■ **Your goal**:
Below are some records: retype them all exactly, but not the pictures.

─── Task data ───

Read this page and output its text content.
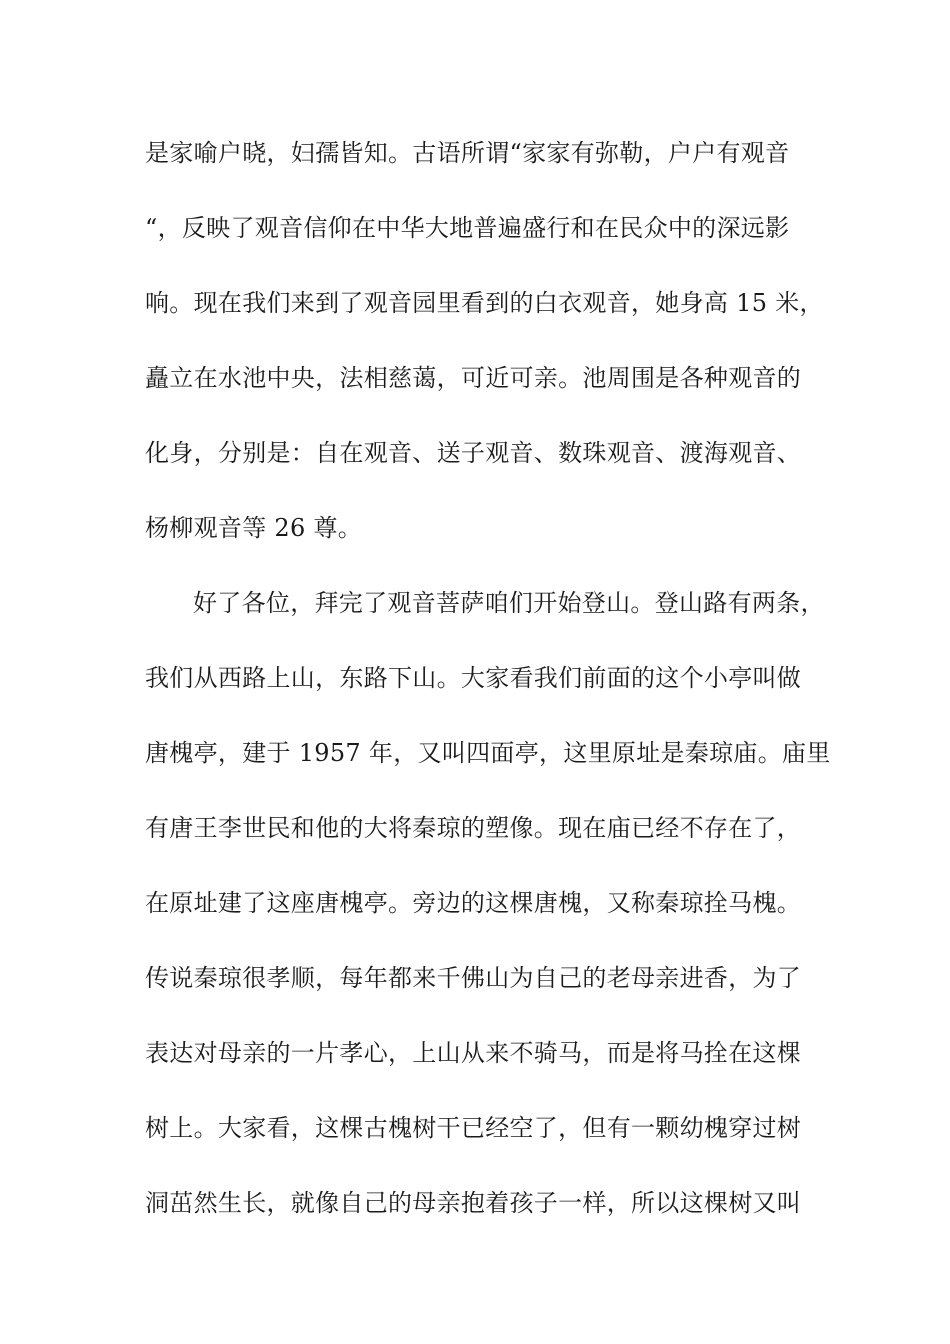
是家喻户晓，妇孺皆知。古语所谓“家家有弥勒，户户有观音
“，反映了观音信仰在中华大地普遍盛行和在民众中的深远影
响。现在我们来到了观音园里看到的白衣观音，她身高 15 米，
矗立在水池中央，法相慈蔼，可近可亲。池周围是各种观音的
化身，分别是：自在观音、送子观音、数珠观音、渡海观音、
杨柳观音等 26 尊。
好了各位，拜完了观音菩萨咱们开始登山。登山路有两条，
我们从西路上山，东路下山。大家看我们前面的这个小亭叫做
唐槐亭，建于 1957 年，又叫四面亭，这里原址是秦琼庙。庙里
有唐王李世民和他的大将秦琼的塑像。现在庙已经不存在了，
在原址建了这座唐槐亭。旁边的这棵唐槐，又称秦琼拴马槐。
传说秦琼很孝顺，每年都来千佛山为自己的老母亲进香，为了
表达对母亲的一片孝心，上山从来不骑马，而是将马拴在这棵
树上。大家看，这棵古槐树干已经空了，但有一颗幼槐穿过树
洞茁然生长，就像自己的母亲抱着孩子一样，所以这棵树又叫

───

■ **Exercise solution**:
Read this page and output its text content.
是家喻户晓，妇孺皆知。古语所谓“家家有弥勒，户户有观音
“，反映了观音信仰在中华大地普遍盛行和在民众中的深远影
响。现在我们来到了观音园里看到的白衣观音，她身高 15 米，
矗立在水池中央，法相慈蔼，可近可亲。池周围是各种观音的
化身，分别是：自在观音、送子观音、数珠观音、渡海观音、
杨柳观音等 26 尊。
好了各位，拜完了观音菩萨咱们开始登山。登山路有两条，
我们从西路上山，东路下山。大家看我们前面的这个小亭叫做
唐槐亭，建于 1957 年，又叫四面亭，这里原址是秦琼庙。庙里
有唐王李世民和他的大将秦琼的塑像。现在庙已经不存在了，
在原址建了这座唐槐亭。旁边的这棵唐槐，又称秦琼拴马槐。
传说秦琼很孝顺，每年都来千佛山为自己的老母亲进香，为了
表达对母亲的一片孝心，上山从来不骑马，而是将马拴在这棵
树上。大家看，这棵古槐树干已经空了，但有一颗幼槐穿过树
洞茁然生长，就像自己的母亲抱着孩子一样，所以这棵树又叫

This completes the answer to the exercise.